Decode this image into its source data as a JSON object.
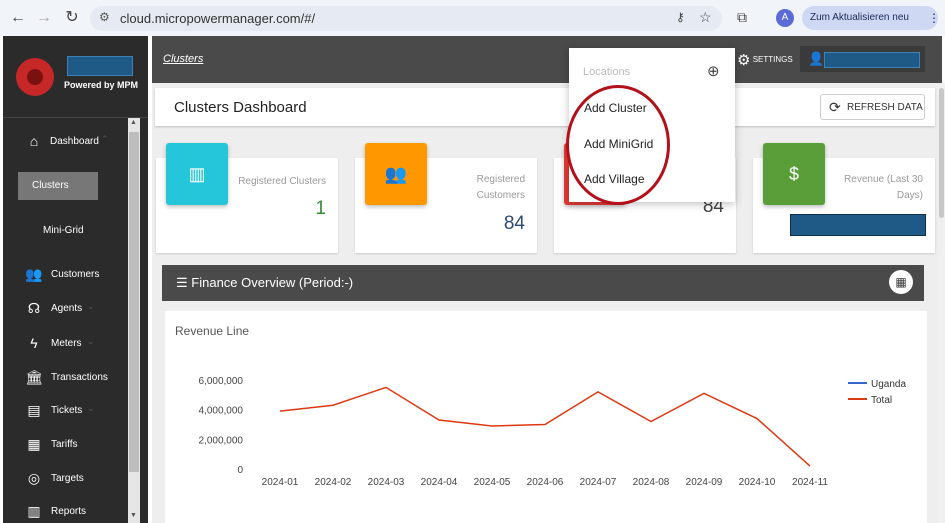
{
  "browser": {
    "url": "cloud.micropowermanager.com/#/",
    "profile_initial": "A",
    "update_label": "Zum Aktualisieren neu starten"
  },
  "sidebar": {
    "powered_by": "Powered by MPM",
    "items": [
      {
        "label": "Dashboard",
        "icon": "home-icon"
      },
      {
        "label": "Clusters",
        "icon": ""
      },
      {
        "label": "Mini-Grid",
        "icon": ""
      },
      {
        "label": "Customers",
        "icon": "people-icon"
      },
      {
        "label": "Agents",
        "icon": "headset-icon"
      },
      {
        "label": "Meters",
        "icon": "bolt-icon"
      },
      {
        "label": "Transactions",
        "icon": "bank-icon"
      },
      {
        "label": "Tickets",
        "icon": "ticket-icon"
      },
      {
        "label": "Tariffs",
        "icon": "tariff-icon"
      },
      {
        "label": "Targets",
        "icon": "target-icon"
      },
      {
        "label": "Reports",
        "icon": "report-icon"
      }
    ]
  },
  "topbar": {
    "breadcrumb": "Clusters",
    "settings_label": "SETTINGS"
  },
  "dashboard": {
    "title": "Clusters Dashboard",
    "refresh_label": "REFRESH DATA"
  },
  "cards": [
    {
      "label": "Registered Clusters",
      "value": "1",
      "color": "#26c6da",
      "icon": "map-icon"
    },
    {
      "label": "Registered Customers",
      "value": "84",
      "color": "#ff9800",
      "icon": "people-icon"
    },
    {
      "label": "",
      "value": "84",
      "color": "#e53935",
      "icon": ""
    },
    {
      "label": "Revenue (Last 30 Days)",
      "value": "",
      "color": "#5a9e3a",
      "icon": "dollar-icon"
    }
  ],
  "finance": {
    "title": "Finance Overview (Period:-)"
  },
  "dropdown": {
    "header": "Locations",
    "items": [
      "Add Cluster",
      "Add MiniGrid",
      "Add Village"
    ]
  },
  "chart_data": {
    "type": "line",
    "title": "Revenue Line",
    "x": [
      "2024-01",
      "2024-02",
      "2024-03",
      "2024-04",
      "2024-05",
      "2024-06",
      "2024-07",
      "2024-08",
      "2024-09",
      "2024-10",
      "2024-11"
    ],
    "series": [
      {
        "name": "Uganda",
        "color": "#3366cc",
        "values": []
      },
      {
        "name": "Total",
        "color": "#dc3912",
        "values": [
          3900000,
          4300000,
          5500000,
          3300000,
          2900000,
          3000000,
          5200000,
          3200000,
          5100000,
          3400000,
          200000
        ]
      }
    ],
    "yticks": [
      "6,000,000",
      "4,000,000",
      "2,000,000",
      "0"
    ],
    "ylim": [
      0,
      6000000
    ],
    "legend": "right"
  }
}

* * *

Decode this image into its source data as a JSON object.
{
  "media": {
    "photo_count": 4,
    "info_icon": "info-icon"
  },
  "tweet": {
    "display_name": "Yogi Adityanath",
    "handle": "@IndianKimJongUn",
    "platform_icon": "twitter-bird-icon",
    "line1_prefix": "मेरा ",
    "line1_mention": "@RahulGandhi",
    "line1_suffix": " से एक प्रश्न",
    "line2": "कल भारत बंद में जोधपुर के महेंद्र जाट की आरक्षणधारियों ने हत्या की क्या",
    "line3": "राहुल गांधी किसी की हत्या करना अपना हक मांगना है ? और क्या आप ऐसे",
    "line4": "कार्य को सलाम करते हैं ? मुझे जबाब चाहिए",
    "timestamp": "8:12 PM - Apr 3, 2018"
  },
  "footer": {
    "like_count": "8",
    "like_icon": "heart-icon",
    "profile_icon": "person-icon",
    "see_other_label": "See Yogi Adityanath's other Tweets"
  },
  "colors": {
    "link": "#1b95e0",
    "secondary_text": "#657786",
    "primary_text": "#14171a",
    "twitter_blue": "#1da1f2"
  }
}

EXERCISE OBJECTIVE: Note each line of the entries that has "title" in it, and copy those lines.

THE ANSWER:
    "title": "Clusters Dashboard",
    "title": "Finance Overview (Period:-)"
    "title": "Revenue Line",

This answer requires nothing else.